## SOURCE
ACCELERATING SYSTEMIC CHANGE:

IGNITING GLOBAL CLIMATE ACTION FOR AN EQUITABLE AND HEALTHY FUTURE


We are urging all governments to declare a Climate Emergency now and act accordingly. Everyday we see clearly the impacts of their inaction. Just this year, the global community has experienced escalating climate disasters, severe droughts, immense wildfires, unbearable heat waves, and torrential flooding. The increasing occurrence of droughts, floods, and other erratic weather events is projected to exacerbate the burden on women in all their diversity who already bear the responsibility for providing their families with food, water, energy, and care for the young and elderly.


In May 2023, the IPCC released its latest report showing that nations must rapidly work to cut greenhouse gas emissions in half by 2030. However, despite strengthening climate commitments, governments still fall woefully short from reaching the targets outlined in the Paris Climate Agreement that keep global warming below 1.5 degrees.

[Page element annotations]
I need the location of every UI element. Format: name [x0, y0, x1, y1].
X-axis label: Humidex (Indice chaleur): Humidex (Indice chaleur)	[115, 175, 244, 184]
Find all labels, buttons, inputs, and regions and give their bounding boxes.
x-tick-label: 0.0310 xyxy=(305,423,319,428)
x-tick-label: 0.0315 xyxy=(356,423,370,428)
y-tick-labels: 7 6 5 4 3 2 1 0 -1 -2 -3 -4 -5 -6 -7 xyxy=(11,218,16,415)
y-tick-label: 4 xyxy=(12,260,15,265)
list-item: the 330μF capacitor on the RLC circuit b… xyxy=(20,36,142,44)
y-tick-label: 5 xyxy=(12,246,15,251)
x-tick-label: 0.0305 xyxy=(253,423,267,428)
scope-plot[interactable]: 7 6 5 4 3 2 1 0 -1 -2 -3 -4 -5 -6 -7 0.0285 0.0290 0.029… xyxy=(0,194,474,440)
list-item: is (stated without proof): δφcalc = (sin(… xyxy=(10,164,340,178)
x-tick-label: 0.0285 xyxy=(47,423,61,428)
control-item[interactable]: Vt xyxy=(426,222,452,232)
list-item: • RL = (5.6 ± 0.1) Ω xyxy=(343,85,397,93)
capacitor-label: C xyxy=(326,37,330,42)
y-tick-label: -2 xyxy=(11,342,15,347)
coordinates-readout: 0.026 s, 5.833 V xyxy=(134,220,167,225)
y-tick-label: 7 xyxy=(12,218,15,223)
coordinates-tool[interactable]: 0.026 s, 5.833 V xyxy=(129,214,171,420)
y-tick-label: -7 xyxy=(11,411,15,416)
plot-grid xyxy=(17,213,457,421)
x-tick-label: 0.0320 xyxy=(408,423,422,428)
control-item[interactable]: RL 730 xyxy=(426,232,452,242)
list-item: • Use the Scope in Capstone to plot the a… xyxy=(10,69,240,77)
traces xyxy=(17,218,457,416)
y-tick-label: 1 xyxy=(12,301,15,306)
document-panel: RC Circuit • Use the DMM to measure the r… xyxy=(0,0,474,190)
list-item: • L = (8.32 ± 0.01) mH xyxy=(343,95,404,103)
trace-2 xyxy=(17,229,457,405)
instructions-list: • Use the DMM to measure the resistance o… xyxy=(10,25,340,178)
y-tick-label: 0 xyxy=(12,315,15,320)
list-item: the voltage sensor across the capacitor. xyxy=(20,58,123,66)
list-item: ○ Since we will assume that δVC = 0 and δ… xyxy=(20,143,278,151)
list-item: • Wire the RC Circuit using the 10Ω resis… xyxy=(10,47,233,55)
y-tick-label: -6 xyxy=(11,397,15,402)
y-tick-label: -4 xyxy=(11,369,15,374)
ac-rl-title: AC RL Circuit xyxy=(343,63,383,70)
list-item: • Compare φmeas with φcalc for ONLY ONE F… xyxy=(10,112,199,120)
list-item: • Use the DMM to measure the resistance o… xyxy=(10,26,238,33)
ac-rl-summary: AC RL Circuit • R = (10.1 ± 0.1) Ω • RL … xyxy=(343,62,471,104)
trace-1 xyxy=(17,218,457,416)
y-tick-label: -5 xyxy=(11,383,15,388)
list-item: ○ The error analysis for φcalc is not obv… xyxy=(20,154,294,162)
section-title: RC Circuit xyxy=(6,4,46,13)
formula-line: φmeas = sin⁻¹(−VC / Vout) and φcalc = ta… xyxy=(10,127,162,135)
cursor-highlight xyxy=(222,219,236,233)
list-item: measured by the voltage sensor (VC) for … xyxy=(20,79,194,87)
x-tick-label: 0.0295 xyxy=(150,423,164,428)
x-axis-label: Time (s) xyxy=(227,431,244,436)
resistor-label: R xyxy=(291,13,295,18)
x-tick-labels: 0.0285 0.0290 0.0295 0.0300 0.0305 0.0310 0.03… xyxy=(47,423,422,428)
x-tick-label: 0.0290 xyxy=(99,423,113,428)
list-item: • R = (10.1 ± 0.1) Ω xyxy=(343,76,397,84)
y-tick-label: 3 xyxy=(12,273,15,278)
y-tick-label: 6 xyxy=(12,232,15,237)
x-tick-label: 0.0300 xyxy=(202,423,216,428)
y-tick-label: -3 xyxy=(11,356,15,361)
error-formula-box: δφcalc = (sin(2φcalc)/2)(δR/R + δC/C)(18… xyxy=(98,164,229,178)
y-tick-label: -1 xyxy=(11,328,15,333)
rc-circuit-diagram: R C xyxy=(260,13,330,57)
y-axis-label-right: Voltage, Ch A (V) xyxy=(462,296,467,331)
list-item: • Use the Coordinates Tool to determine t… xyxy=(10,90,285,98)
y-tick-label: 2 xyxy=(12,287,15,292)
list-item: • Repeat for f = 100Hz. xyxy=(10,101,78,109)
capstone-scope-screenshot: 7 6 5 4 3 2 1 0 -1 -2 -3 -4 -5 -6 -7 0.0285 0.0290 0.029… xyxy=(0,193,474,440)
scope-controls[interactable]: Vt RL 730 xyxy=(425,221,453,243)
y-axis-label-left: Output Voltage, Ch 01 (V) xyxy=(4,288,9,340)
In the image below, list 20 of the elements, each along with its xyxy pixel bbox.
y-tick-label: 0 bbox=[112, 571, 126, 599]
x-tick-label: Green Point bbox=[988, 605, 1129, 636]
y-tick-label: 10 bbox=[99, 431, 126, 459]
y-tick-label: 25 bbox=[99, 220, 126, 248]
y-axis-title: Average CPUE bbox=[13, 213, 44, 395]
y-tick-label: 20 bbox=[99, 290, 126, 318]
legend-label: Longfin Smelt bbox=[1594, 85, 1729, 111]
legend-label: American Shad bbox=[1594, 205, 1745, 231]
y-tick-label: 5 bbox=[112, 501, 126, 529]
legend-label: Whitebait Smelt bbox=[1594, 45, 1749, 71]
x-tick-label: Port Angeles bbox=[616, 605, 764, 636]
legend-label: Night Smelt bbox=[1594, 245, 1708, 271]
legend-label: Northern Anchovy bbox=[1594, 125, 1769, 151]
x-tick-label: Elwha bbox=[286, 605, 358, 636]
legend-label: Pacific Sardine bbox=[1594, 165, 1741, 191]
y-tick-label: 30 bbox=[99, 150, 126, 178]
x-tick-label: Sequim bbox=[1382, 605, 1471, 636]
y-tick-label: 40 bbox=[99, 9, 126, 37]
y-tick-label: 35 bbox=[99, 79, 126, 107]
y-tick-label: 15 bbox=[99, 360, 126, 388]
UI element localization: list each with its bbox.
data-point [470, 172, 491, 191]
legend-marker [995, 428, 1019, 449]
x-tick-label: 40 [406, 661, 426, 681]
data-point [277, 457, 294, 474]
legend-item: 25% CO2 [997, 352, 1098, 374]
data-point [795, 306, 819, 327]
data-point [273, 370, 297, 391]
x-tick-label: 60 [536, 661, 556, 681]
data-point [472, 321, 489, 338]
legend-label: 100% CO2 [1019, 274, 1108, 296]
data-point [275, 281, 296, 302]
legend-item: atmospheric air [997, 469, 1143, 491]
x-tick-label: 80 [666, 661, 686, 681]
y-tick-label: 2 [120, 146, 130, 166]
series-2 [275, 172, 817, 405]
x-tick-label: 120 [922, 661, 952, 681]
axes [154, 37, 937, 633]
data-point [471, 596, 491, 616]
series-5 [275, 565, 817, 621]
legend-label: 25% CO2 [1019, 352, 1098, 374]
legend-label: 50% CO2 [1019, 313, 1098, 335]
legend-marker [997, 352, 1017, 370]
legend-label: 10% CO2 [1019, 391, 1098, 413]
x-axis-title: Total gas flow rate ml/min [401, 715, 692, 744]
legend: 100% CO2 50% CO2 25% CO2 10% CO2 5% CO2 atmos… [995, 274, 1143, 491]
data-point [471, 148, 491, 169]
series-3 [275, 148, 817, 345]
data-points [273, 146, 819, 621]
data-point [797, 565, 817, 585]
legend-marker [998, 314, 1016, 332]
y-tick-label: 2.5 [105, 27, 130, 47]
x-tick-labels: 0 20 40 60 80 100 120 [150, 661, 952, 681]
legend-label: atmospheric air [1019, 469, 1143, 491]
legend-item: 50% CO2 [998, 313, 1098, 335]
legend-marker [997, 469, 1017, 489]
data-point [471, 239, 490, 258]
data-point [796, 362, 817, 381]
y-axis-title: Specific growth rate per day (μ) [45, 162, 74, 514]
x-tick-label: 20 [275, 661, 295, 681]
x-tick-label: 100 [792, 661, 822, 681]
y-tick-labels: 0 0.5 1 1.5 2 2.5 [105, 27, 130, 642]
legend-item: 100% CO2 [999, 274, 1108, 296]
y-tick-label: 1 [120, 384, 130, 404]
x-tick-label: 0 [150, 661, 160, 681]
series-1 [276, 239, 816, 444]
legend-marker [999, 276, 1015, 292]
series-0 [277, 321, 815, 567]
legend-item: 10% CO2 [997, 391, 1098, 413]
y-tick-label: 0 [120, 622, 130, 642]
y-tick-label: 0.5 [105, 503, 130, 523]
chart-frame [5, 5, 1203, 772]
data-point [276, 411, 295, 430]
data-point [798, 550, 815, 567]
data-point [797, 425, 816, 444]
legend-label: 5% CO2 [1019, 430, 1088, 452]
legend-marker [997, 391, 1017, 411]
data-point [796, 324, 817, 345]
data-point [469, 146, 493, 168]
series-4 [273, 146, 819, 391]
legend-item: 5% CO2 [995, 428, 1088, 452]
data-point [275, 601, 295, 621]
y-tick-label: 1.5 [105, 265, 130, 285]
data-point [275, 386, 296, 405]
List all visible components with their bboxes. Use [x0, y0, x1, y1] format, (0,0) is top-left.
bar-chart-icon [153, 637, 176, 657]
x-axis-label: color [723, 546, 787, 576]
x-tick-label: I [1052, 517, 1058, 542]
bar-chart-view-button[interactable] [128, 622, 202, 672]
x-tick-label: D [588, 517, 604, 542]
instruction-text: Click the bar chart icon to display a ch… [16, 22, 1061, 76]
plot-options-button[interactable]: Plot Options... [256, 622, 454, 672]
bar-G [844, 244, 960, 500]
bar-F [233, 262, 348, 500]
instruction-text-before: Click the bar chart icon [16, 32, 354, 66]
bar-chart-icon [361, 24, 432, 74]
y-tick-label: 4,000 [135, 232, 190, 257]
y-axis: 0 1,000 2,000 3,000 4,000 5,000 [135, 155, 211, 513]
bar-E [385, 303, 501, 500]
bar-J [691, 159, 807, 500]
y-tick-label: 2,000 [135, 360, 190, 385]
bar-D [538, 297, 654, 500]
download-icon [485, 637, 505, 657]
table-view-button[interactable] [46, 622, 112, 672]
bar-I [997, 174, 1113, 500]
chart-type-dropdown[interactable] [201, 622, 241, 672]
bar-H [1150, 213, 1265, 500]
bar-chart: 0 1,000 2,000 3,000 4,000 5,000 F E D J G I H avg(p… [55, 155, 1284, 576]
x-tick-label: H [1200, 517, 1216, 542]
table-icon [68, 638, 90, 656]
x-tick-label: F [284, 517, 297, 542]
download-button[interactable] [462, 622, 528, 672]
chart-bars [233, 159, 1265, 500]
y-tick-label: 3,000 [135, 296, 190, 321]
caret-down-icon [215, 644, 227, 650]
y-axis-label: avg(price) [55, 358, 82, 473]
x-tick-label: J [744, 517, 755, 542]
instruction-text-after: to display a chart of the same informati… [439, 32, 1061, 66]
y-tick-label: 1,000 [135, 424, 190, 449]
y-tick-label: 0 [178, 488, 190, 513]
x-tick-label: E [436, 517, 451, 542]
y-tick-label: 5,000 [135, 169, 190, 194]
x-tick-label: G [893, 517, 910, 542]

## TASK INSTRUCTIONS
Write out the climate action text in full, with no changes. The entries were taken from a different source than the text.

## COMPLETE OUTPUT
ACCELERATING SYSTEMIC CHANGE:

IGNITING GLOBAL CLIMATE ACTION FOR AN EQUITABLE AND HEALTHY FUTURE


We are urging all governments to declare a Climate Emergency now and act accordingly. Everyday we see clearly the impacts of their inaction. Just this year, the global community has experienced escalating climate disasters, severe droughts, immense wildfires, unbearable heat waves, and torrential flooding. The increasing occurrence of droughts, floods, and other erratic weather events is projected to exacerbate the burden on women in all their diversity who already bear the responsibility for providing their families with food, water, energy, and care for the young and elderly.


In May 2023, the IPCC released its latest report showing that nations must rapidly work to cut greenhouse gas emissions in half by 2030. However, despite strengthening climate commitments, governments still fall woefully short from reaching the targets outlined in the Paris Climate Agreement that keep global warming below 1.5 degrees.